[START OF GIVEN RECORDS]

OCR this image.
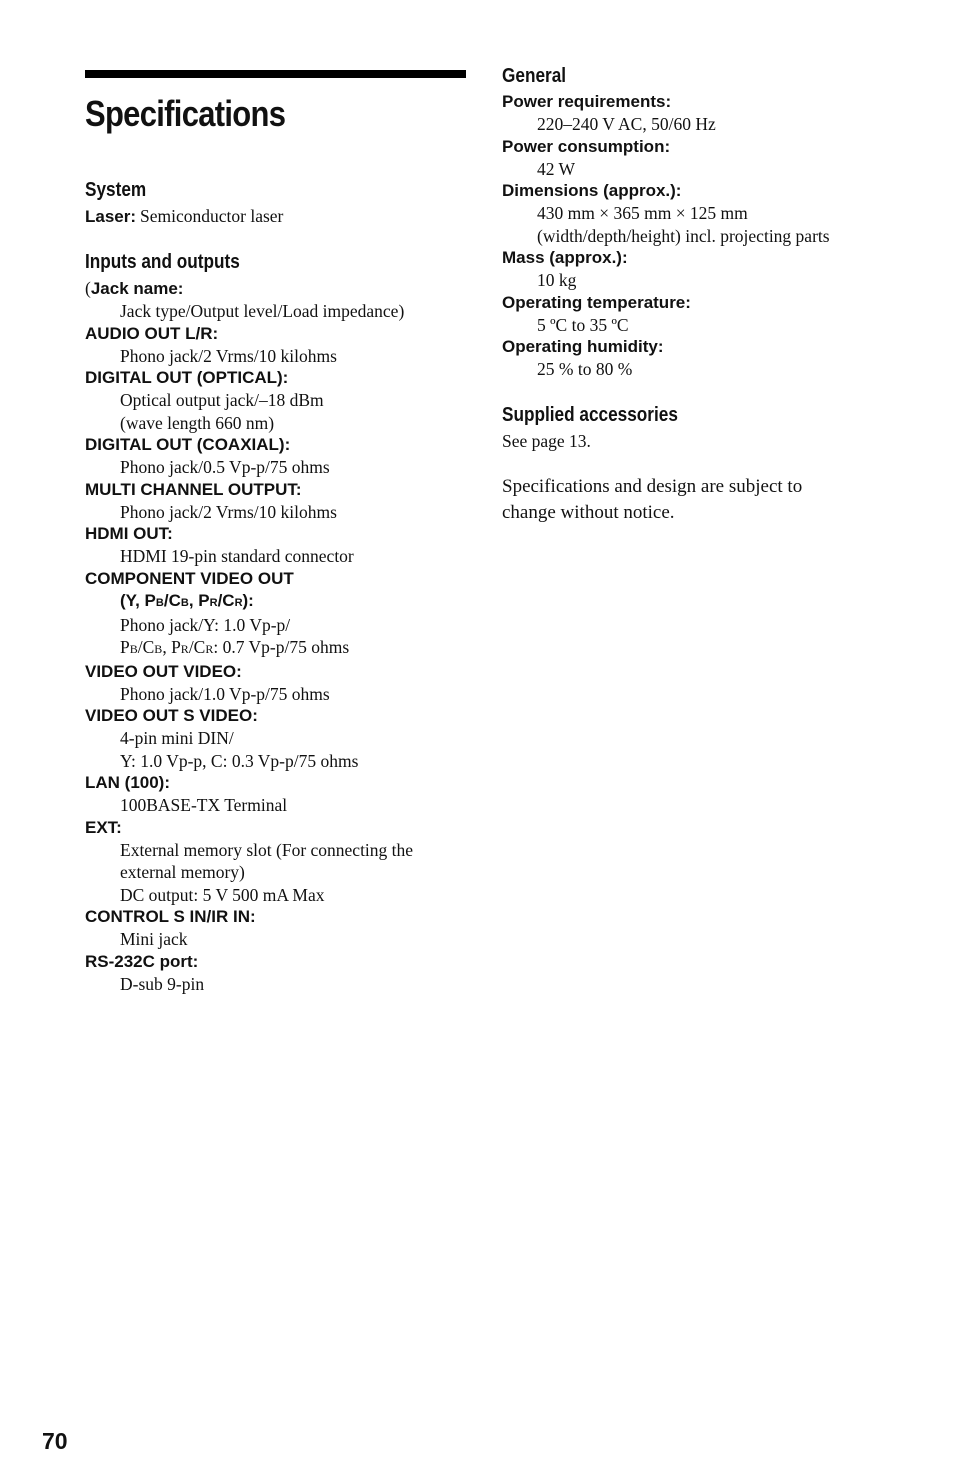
Specifications
System
Laser: Semiconductor laser
Inputs and outputs
(Jack name:
Jack type/Output level/Load impedance)
AUDIO OUT L/R:
Phono jack/2 Vrms/10 kilohms
DIGITAL OUT (OPTICAL):
Optical output jack/–18 dBm
(wave length 660 nm)
DIGITAL OUT (COAXIAL):
Phono jack/0.5 Vp-p/75 ohms
MULTI CHANNEL OUTPUT:
Phono jack/2 Vrms/10 kilohms
HDMI OUT:
HDMI 19-pin standard connector
COMPONENT VIDEO OUT
(Y, PB/CB, PR/CR):
Phono jack/Y: 1.0 Vp-p/
PB/CB, PR/CR: 0.7 Vp-p/75 ohms
VIDEO OUT VIDEO:
Phono jack/1.0 Vp-p/75 ohms
VIDEO OUT S VIDEO:
4-pin mini DIN/
Y: 1.0 Vp-p, C: 0.3 Vp-p/75 ohms
LAN (100):
100BASE-TX Terminal
EXT:
External memory slot (For connecting the
external memory)
DC output: 5 V 500 mA Max
CONTROL S IN/IR IN:
Mini jack
RS-232C port:
D-sub 9-pin
General
Power requirements:
220–240 V AC, 50/60 Hz
Power consumption:
42 W
Dimensions (approx.):
430 mm × 365 mm × 125 mm
(width/depth/height) incl. projecting parts
Mass (approx.):
10 kg
Operating temperature:
5 ºC to 35 ºC
Operating humidity:
25 % to 80 %
Supplied accessories
See page 13.
Specifications and design are subject to
change without notice.
70
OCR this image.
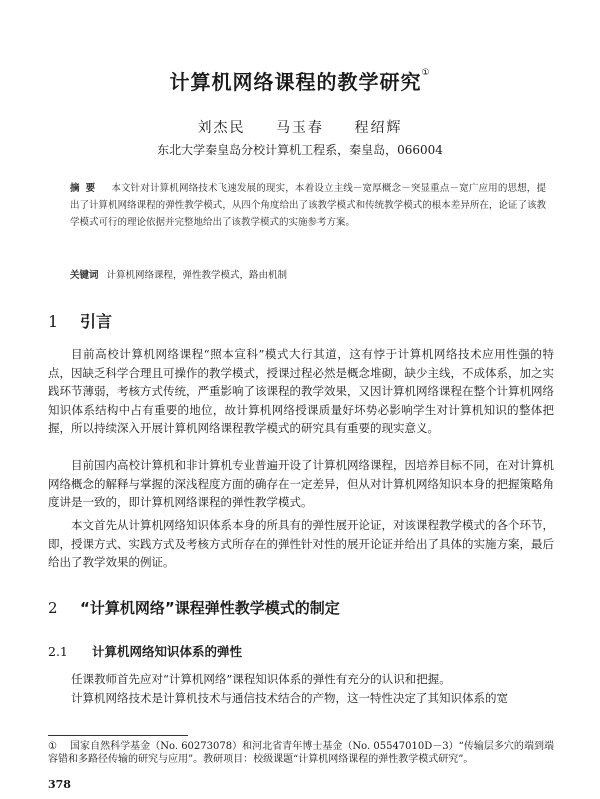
计算机网络课程的教学研究①
刘杰民 马玉春 程绍辉
东北大学秦皇岛分校计算机工程系，秦皇岛，066004
摘要 本文针对计算机网络技术飞速发展的现实，本着设立主线－宽厚概念－突显重点－宽广应用的思想，提出了计算机网络课程的弹性教学模式，从四个角度给出了该教学模式和传统教学模式的根本差异所在，论证了该教学模式可行的理论依据并完整地给出了该教学模式的实施参考方案。
关键词 计算机网络课程，弹性教学模式，路由机制
1 引言
目前高校计算机网络课程“照本宣科”模式大行其道，这有悖于计算机网络技术应用性强的特点，因缺乏科学合理且可操作的教学模式，授课过程必然是概念堆砌，缺少主线，不成体系，加之实践环节薄弱，考核方式传统，严重影响了该课程的教学效果，又因计算机网络课程在整个计算机网络知识体系结构中占有重要的地位，故计算机网络授课质量好坏势必影响学生对计算机知识的整体把握，所以持续深入开展计算机网络课程教学模式的研究具有重要的现实意义。
目前国内高校计算机和非计算机专业普遍开设了计算机网络课程，因培养目标不同，在对计算机网络概念的解释与掌握的深浅程度方面的确存在一定差异，但从对计算机网络知识本身的把握策略角度讲是一致的，即计算机网络课程的弹性教学模式。
本文首先从计算机网络知识体系本身的所具有的弹性展开论证，对该课程教学模式的各个环节，即，授课方式、实践方式及考核方式所存在的弹性针对性的展开论证并给出了具体的实施方案，最后给出了教学效果的例证。
2 “计算机网络”课程弹性教学模式的制定
2.1 计算机网络知识体系的弹性
任课教师首先应对“计算机网络”课程知识体系的弹性有充分的认识和把握。
计算机网络技术是计算机技术与通信技术结合的产物，这一特性决定了其知识体系的宽
① 国家自然科学基金（No. 60273078）和河北省青年博士基金（No. 05547010D－3）“传输层多穴的端到端容错和多路径传输的研究与应用”。教研项目：校级课题“计算机网络课程的弹性教学模式研究”。
378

[END OF GIVEN RECORDS]

In the copy, include all records verbatim but no images.

OCR this image.
Specifications
System
Laser: Semiconductor laser
Inputs and outputs
(Jack name:
Jack type/Output level/Load impedance)
AUDIO OUT L/R:
Phono jack/2 Vrms/10 kilohms
DIGITAL OUT (OPTICAL):
Optical output jack/–18 dBm
(wave length 660 nm)
DIGITAL OUT (COAXIAL):
Phono jack/0.5 Vp-p/75 ohms
MULTI CHANNEL OUTPUT:
Phono jack/2 Vrms/10 kilohms
HDMI OUT:
HDMI 19-pin standard connector
COMPONENT VIDEO OUT
(Y, PB/CB, PR/CR):
Phono jack/Y: 1.0 Vp-p/
PB/CB, PR/CR: 0.7 Vp-p/75 ohms
VIDEO OUT VIDEO:
Phono jack/1.0 Vp-p/75 ohms
VIDEO OUT S VIDEO:
4-pin mini DIN/
Y: 1.0 Vp-p, C: 0.3 Vp-p/75 ohms
LAN (100):
100BASE-TX Terminal
EXT:
External memory slot (For connecting the
external memory)
DC output: 5 V 500 mA Max
CONTROL S IN/IR IN:
Mini jack
RS-232C port:
D-sub 9-pin
General
Power requirements:
220–240 V AC, 50/60 Hz
Power consumption:
42 W
Dimensions (approx.):
430 mm × 365 mm × 125 mm
(width/depth/height) incl. projecting parts
Mass (approx.):
10 kg
Operating temperature:
5 ºC to 35 ºC
Operating humidity:
25 % to 80 %
Supplied accessories
See page 13.
Specifications and design are subject to
change without notice.
70
OCR this image.
计算机网络课程的教学研究①
刘杰民 马玉春 程绍辉
东北大学秦皇岛分校计算机工程系，秦皇岛，066004
摘要 本文针对计算机网络技术飞速发展的现实，本着设立主线－宽厚概念－突显重点－宽广应用的思想，提出了计算机网络课程的弹性教学模式，从四个角度给出了该教学模式和传统教学模式的根本差异所在，论证了该教学模式可行的理论依据并完整地给出了该教学模式的实施参考方案。
关键词 计算机网络课程，弹性教学模式，路由机制
1 引言
目前高校计算机网络课程“照本宣科”模式大行其道，这有悖于计算机网络技术应用性强的特点，因缺乏科学合理且可操作的教学模式，授课过程必然是概念堆砌，缺少主线，不成体系，加之实践环节薄弱，考核方式传统，严重影响了该课程的教学效果，又因计算机网络课程在整个计算机网络知识体系结构中占有重要的地位，故计算机网络授课质量好坏势必影响学生对计算机知识的整体把握，所以持续深入开展计算机网络课程教学模式的研究具有重要的现实意义。
目前国内高校计算机和非计算机专业普遍开设了计算机网络课程，因培养目标不同，在对计算机网络概念的解释与掌握的深浅程度方面的确存在一定差异，但从对计算机网络知识本身的把握策略角度讲是一致的，即计算机网络课程的弹性教学模式。
本文首先从计算机网络知识体系本身的所具有的弹性展开论证，对该课程教学模式的各个环节，即，授课方式、实践方式及考核方式所存在的弹性针对性的展开论证并给出了具体的实施方案，最后给出了教学效果的例证。
2 “计算机网络”课程弹性教学模式的制定
2.1 计算机网络知识体系的弹性
任课教师首先应对“计算机网络”课程知识体系的弹性有充分的认识和把握。
计算机网络技术是计算机技术与通信技术结合的产物，这一特性决定了其知识体系的宽
① 国家自然科学基金（No. 60273078）和河北省青年博士基金（No. 05547010D－3）“传输层多穴的端到端容错和多路径传输的研究与应用”。教研项目：校级课题“计算机网络课程的弹性教学模式研究”。
378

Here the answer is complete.